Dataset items

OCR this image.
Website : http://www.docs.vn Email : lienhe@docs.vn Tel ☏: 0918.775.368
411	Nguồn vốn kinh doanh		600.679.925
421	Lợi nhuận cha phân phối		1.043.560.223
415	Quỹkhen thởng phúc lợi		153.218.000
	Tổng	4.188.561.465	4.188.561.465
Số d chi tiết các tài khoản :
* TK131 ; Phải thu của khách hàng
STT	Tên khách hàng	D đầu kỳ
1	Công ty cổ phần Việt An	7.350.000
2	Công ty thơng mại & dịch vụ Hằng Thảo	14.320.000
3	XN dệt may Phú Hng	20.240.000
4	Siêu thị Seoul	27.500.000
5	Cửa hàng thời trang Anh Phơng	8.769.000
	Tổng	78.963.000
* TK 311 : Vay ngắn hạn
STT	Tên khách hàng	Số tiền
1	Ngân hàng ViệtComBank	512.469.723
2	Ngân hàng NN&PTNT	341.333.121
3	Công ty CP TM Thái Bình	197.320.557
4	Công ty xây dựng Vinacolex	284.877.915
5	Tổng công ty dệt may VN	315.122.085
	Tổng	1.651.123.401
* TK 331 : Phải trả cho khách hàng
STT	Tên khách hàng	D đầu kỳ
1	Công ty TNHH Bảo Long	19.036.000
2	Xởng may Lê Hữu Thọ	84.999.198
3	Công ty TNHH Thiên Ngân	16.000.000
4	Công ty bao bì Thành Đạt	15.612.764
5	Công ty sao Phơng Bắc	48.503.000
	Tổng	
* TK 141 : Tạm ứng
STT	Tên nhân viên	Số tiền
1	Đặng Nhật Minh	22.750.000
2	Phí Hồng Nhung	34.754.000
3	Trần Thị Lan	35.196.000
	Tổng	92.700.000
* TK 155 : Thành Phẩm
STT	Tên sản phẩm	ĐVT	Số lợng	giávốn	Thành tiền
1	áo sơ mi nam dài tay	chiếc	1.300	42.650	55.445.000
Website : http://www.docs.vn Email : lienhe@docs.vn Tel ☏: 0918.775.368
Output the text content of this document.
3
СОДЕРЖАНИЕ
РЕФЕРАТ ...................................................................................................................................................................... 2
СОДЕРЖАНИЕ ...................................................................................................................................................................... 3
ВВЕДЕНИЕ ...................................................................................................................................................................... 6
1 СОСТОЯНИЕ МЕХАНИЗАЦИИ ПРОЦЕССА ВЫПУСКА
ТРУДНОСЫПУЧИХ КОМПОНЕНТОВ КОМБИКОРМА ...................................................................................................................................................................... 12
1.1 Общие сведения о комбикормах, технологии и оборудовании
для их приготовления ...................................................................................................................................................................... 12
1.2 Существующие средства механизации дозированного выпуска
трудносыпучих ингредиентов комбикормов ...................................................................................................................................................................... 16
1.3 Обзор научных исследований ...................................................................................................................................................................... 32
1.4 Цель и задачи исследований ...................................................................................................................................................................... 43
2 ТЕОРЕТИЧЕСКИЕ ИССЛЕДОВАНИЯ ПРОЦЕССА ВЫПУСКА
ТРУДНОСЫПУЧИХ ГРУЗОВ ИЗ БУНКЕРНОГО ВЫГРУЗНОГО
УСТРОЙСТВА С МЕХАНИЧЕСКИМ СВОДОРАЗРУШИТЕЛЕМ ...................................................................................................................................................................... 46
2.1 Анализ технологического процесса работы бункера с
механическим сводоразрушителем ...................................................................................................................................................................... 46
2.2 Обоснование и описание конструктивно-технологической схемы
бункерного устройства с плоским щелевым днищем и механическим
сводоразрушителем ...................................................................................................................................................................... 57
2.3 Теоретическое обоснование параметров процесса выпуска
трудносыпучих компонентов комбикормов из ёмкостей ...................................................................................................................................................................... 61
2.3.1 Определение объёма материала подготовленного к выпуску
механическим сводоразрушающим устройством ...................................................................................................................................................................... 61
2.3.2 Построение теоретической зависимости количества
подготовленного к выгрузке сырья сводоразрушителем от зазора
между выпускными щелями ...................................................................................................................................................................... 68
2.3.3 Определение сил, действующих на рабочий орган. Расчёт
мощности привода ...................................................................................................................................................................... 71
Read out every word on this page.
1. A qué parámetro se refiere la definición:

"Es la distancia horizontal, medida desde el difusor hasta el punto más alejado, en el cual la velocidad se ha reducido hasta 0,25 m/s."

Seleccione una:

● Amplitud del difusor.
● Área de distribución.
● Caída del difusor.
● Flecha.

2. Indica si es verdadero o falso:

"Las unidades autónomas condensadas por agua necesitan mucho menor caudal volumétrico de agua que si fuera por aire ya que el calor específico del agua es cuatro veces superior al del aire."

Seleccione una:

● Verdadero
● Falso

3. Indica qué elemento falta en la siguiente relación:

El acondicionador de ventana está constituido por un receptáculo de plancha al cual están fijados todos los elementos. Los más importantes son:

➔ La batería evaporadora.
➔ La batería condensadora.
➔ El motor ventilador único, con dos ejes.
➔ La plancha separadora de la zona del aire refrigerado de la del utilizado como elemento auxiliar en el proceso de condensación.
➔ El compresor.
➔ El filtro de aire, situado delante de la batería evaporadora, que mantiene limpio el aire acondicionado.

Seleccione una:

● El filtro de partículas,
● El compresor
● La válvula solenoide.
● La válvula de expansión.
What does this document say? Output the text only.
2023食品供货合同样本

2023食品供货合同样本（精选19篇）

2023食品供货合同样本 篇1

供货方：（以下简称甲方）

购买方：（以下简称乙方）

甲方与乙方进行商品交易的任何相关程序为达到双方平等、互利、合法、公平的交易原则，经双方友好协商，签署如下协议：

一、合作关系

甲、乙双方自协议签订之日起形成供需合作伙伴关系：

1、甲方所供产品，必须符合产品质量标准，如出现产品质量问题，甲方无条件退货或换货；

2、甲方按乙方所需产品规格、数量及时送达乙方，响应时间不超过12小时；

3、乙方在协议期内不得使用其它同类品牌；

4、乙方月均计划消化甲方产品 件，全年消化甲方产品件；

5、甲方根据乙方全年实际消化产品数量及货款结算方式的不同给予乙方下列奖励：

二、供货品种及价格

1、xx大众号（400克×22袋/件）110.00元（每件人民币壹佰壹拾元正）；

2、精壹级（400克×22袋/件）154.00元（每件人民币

# [Aim of the task]
Using the records above, copy every line that has the word "Output" in it.

# [Full answer]
Output the text content of this document.
What does this document say? Output the text only.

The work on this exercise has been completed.